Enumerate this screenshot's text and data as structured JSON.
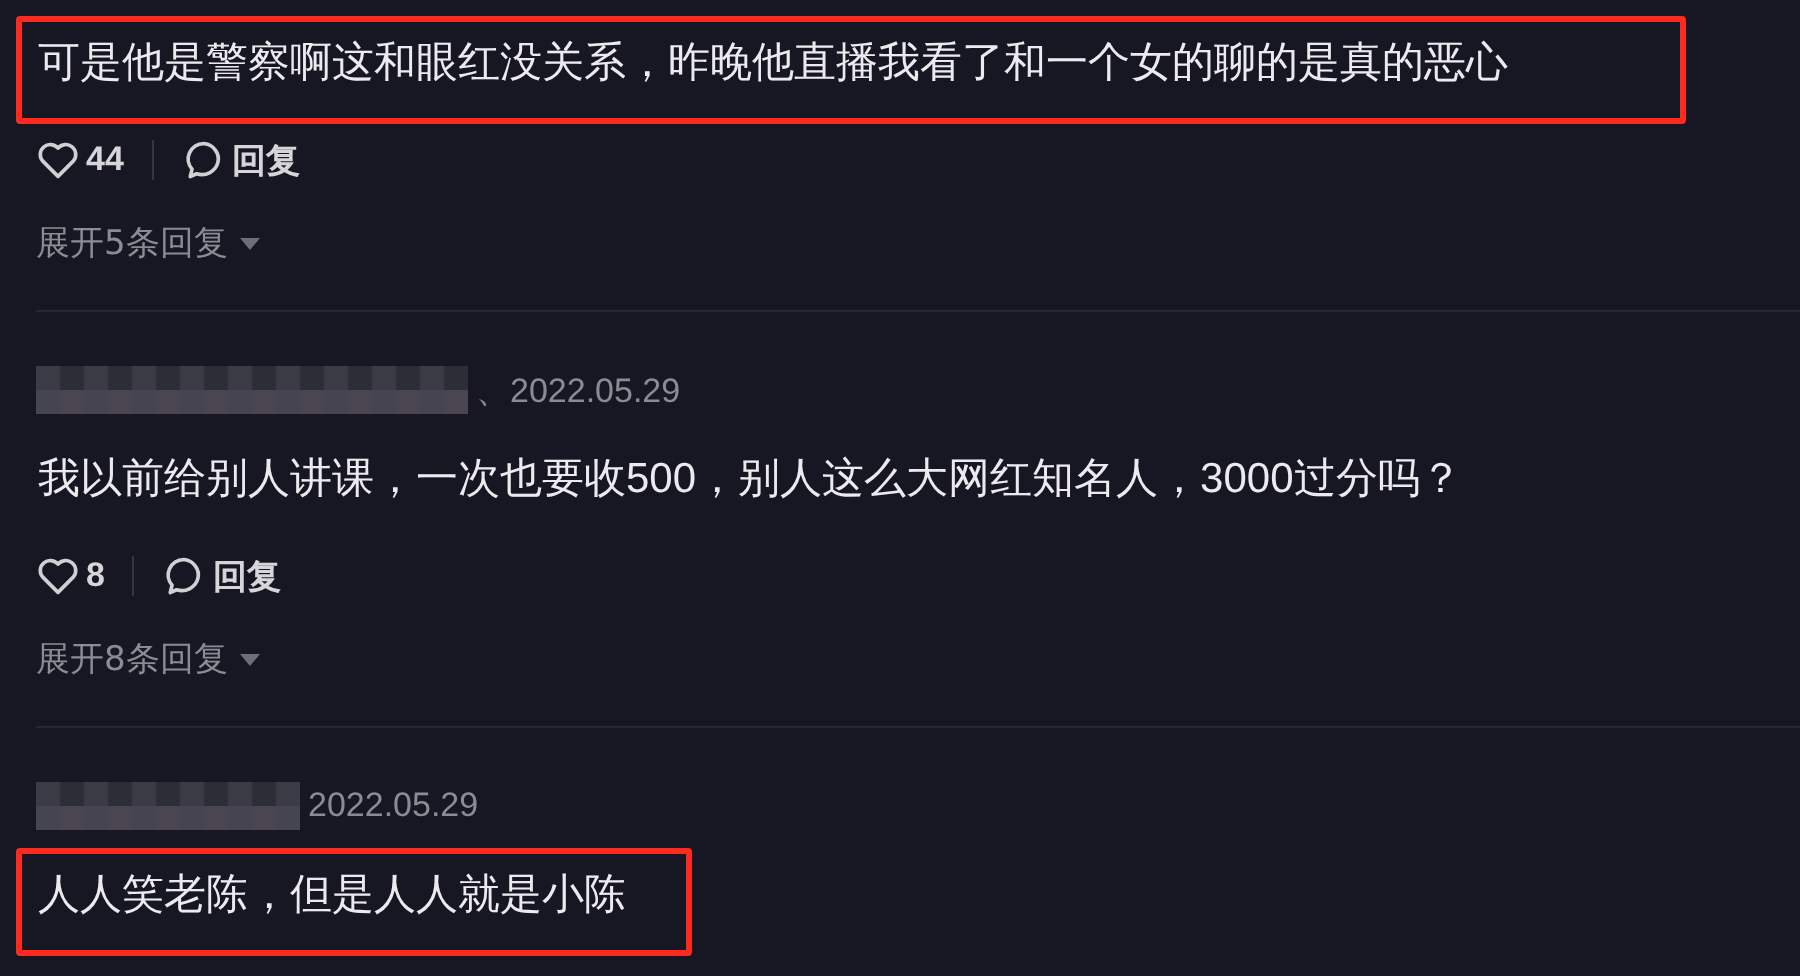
{
  "comments": [
    {
      "author_hidden": false,
      "text": "可是他是警察啊这和眼红没关系，昨晚他直播我看了和一个女的聊的是真的恶心",
      "highlighted": true,
      "likes": "44",
      "reply": "回复",
      "expand": "展开5条回复"
    },
    {
      "author_hidden": true,
      "date": "、2022.05.29",
      "text": "我以前给别人讲课，一次也要收500，别人这么大网红知名人，3000过分吗？",
      "highlighted": false,
      "likes": "8",
      "reply": "回复",
      "expand": "展开8条回复"
    },
    {
      "author_hidden": true,
      "date": "2022.05.29",
      "text": "人人笑老陈，但是人人就是小陈",
      "highlighted": true
    }
  ]
}
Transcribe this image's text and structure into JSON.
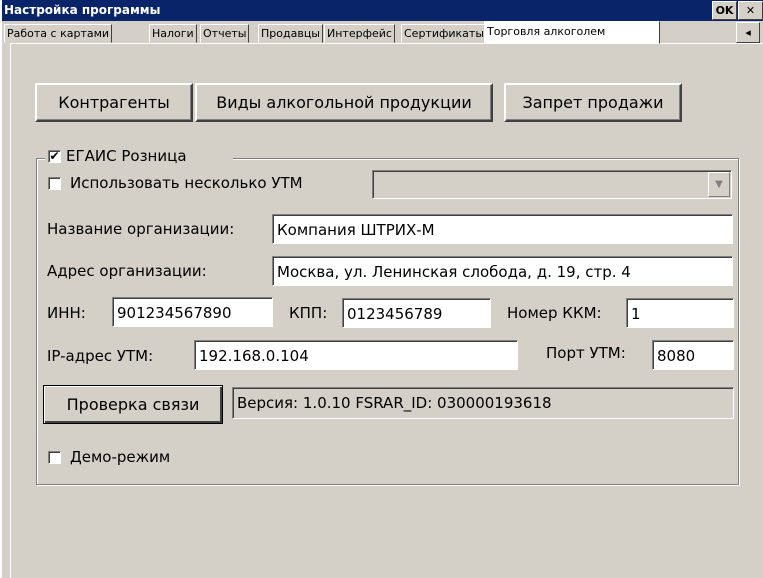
{
  "window": {
    "title": "Настройка программы",
    "ok_label": "OK",
    "close_label": "✕"
  },
  "tabs": [
    {
      "label": "Работа с картами",
      "active": false
    },
    {
      "label": "Налоги",
      "active": false
    },
    {
      "label": "Отчеты",
      "active": false
    },
    {
      "label": "Продавцы",
      "active": false
    },
    {
      "label": "Интерфейс",
      "active": false
    },
    {
      "label": "Сертификаты",
      "active": false
    },
    {
      "label": "Торговля алкоголем",
      "active": true
    }
  ],
  "tab_scroll_left_icon": "◂",
  "buttons": {
    "contractors": "Контрагенты",
    "alcohol_types": "Виды алкогольной продукции",
    "sale_ban": "Запрет продажи",
    "check_connection": "Проверка связи"
  },
  "egais": {
    "group_label": "ЕГАИС Розница",
    "enabled": true,
    "multi_utm_label": "Использовать несколько УТМ",
    "multi_utm_checked": false,
    "multi_utm_select_value": "",
    "org_name_label": "Название организации:",
    "org_name_value": "Компания ШТРИХ-М",
    "org_address_label": "Адрес организации:",
    "org_address_value": "Москва, ул. Ленинская слобода, д. 19, стр. 4",
    "inn_label": "ИНН:",
    "inn_value": "901234567890",
    "kpp_label": "КПП:",
    "kpp_value": "0123456789",
    "kkm_label": "Номер ККМ:",
    "kkm_value": "1",
    "utm_ip_label": "IP-адрес УТМ:",
    "utm_ip_value": "192.168.0.104",
    "utm_port_label": "Порт УТМ:",
    "utm_port_value": "8080",
    "version_text": "Версия: 1.0.10 FSRAR_ID: 030000193618",
    "demo_label": "Демо-режим",
    "demo_checked": false
  },
  "colors": {
    "titlebar": "#0a246a",
    "face": "#d4d0c8"
  }
}
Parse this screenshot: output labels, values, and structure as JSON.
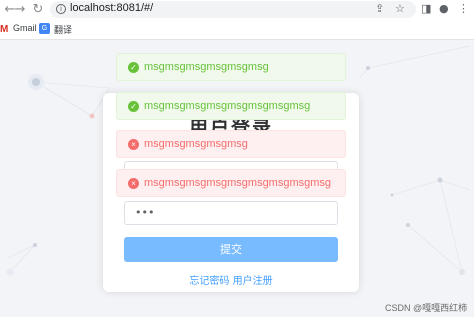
{
  "browser": {
    "url": "localhost:8081/#/",
    "bookmarks": [
      {
        "label": "Gmail",
        "icon": "gmail-icon"
      },
      {
        "label": "翻译",
        "icon": "translate-icon"
      }
    ]
  },
  "login": {
    "title": "用户登录",
    "password_value": "•••",
    "submit_label": "提交",
    "forgot_label": "忘记密码",
    "register_label": "用户注册"
  },
  "messages": [
    {
      "type": "success",
      "text": "msgmsgmsgmsgmsgmsg"
    },
    {
      "type": "success",
      "text": "msgmsgmsgmsgmsgmsgmsgmsg"
    },
    {
      "type": "error",
      "text": "msgmsgmsgmsgmsg"
    },
    {
      "type": "error",
      "text": "msgmsgmsgmsgmsgmsgmsgmsgmsg"
    }
  ],
  "watermark": "CSDN @嘎嘎西红柿",
  "colors": {
    "success": "#67c23a",
    "error": "#f56c6c",
    "primary": "#409eff",
    "submit_bg": "#79bbff"
  }
}
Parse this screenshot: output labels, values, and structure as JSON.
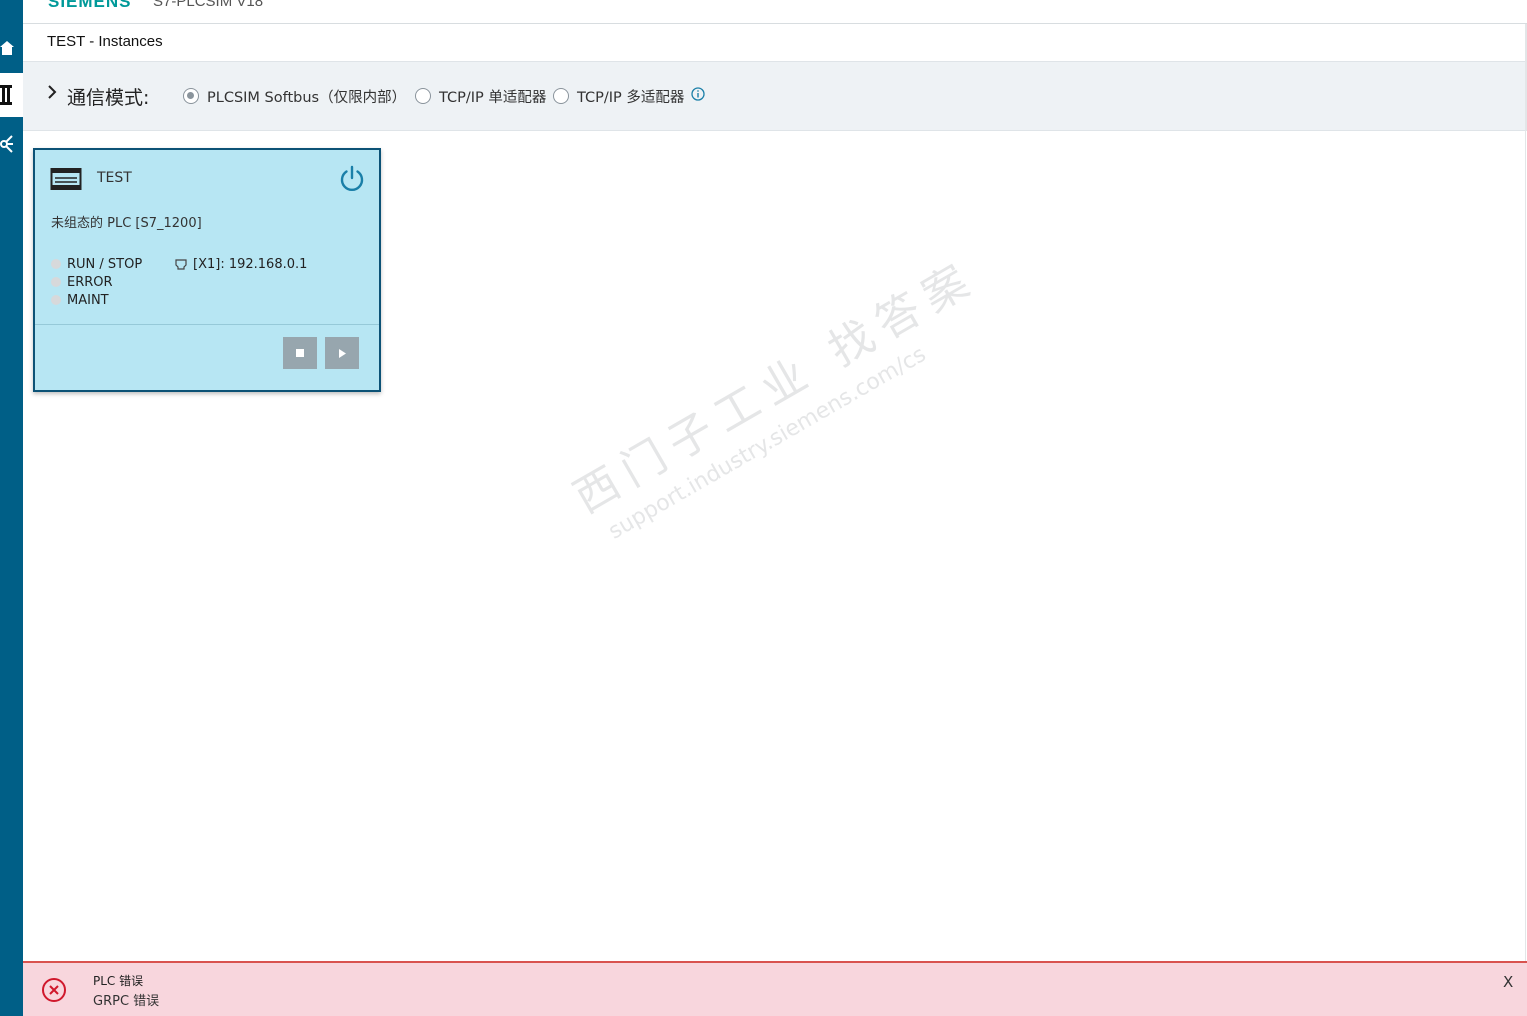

+--

[TASK GOAL] Transcribe the entries above verbatim, omitting their pictures.

[EXPECTED ANSWER]
Enumerate this screenshot's text and data as structured JSON.
{
  "comments": [
    {
      "author_hidden": false,
      "text": "可是他是警察啊这和眼红没关系，昨晚他直播我看了和一个女的聊的是真的恶心",
      "highlighted": true,
      "likes": "44",
      "reply": "回复",
      "expand": "展开5条回复"
    },
    {
      "author_hidden": true,
      "date": "、2022.05.29",
      "text": "我以前给别人讲课，一次也要收500，别人这么大网红知名人，3000过分吗？",
      "highlighted": false,
      "likes": "8",
      "reply": "回复",
      "expand": "展开8条回复"
    },
    {
      "author_hidden": true,
      "date": "2022.05.29",
      "text": "人人笑老陈，但是人人就是小陈",
      "highlighted": true
    }
  ]
}
Transcribe this image's text and structure into JSON.
{
  "window": {
    "title": "Настройка программы",
    "ok_label": "OK",
    "close_label": "✕"
  },
  "tabs": [
    {
      "label": "Работа с картами",
      "active": false
    },
    {
      "label": "Налоги",
      "active": false
    },
    {
      "label": "Отчеты",
      "active": false
    },
    {
      "label": "Продавцы",
      "active": false
    },
    {
      "label": "Интерфейс",
      "active": false
    },
    {
      "label": "Сертификаты",
      "active": false
    },
    {
      "label": "Торговля алкоголем",
      "active": true
    }
  ],
  "tab_scroll_left_icon": "◂",
  "buttons": {
    "contractors": "Контрагенты",
    "alcohol_types": "Виды алкогольной продукции",
    "sale_ban": "Запрет продажи",
    "check_connection": "Проверка связи"
  },
  "egais": {
    "group_label": "ЕГАИС Розница",
    "enabled": true,
    "multi_utm_label": "Использовать несколько УТМ",
    "multi_utm_checked": false,
    "multi_utm_select_value": "",
    "org_name_label": "Название организации:",
    "org_name_value": "Компания ШТРИХ-М",
    "org_address_label": "Адрес организации:",
    "org_address_value": "Москва, ул. Ленинская слобода, д. 19, стр. 4",
    "inn_label": "ИНН:",
    "inn_value": "901234567890",
    "kpp_label": "КПП:",
    "kpp_value": "0123456789",
    "kkm_label": "Номер ККМ:",
    "kkm_value": "1",
    "utm_ip_label": "IP-адрес УТМ:",
    "utm_ip_value": "192.168.0.104",
    "utm_port_label": "Порт УТМ:",
    "utm_port_value": "8080",
    "version_text": "Версия: 1.0.10 FSRAR_ID: 030000193618",
    "demo_label": "Демо-режим",
    "demo_checked": false
  },
  "colors": {
    "titlebar": "#0a246a",
    "face": "#d4d0c8"
  }
}
Parse this screenshot: output labels, values, and structure as JSON.
{
  "browser": {
    "url": "localhost:8081/#/",
    "bookmarks": [
      {
        "label": "Gmail",
        "icon": "gmail-icon"
      },
      {
        "label": "翻译",
        "icon": "translate-icon"
      }
    ]
  },
  "login": {
    "title": "用户登录",
    "password_value": "•••",
    "submit_label": "提交",
    "forgot_label": "忘记密码",
    "register_label": "用户注册"
  },
  "messages": [
    {
      "type": "success",
      "text": "msgmsgmsgmsgmsgmsg"
    },
    {
      "type": "success",
      "text": "msgmsgmsgmsgmsgmsgmsgmsg"
    },
    {
      "type": "error",
      "text": "msgmsgmsgmsgmsg"
    },
    {
      "type": "error",
      "text": "msgmsgmsgmsgmsgmsgmsgmsgmsg"
    }
  ],
  "watermark": "CSDN @嘎嘎西红柿",
  "colors": {
    "success": "#67c23a",
    "error": "#f56c6c",
    "primary": "#409eff",
    "submit_bg": "#79bbff"
  }
}
Parse this screenshot: output labels, values, and structure as JSON.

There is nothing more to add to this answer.